### Task directions
Transcribe all of the material exactly, except for its pictures.

** Start of Information shown **

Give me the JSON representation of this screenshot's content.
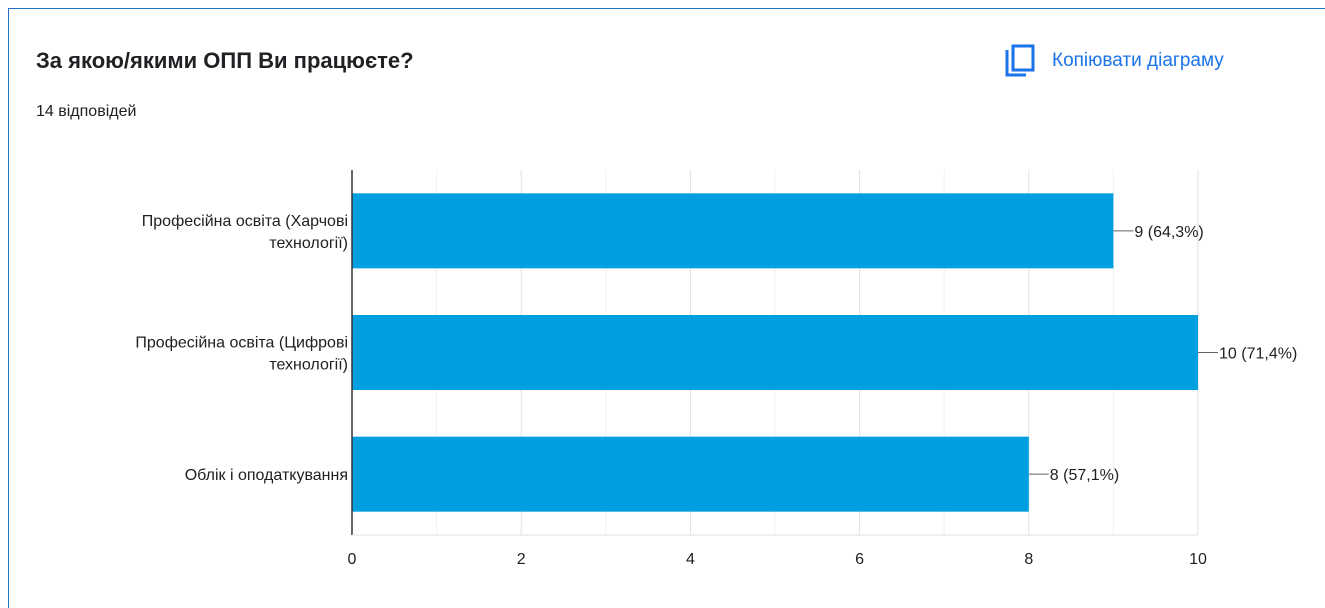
{
  "header": {
    "title": "За якою/якими ОПП Ви працюєте?",
    "responses": "14 відповідей",
    "copy_label": "Копіювати діаграму",
    "copy_icon": "copy-icon"
  },
  "chart_data": {
    "type": "bar",
    "orientation": "horizontal",
    "categories": [
      [
        "Професійна освіта (Харчові",
        "технології)"
      ],
      [
        "Професійна освіта (Цифрові",
        "технології)"
      ],
      [
        "Облік і оподаткування"
      ]
    ],
    "values": [
      9,
      10,
      8
    ],
    "data_labels": [
      "9 (64,3%)",
      "10 (71,4%)",
      "8 (57,1%)"
    ],
    "x_ticks": [
      "0",
      "2",
      "4",
      "6",
      "8",
      "10"
    ],
    "xlim": [
      0,
      10
    ],
    "grid": true,
    "bar_color": "#009fdf"
  }
}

** End of Information shown **

### Answer
Give me the JSON representation of this screenshot's content.
{
  "header": {
    "title": "За якою/якими ОПП Ви працюєте?",
    "responses": "14 відповідей",
    "copy_label": "Копіювати діаграму",
    "copy_icon": "copy-icon"
  },
  "chart_data": {
    "type": "bar",
    "orientation": "horizontal",
    "categories": [
      [
        "Професійна освіта (Харчові",
        "технології)"
      ],
      [
        "Професійна освіта (Цифрові",
        "технології)"
      ],
      [
        "Облік і оподаткування"
      ]
    ],
    "values": [
      9,
      10,
      8
    ],
    "data_labels": [
      "9 (64,3%)",
      "10 (71,4%)",
      "8 (57,1%)"
    ],
    "x_ticks": [
      "0",
      "2",
      "4",
      "6",
      "8",
      "10"
    ],
    "xlim": [
      0,
      10
    ],
    "grid": true,
    "bar_color": "#009fdf"
  }
}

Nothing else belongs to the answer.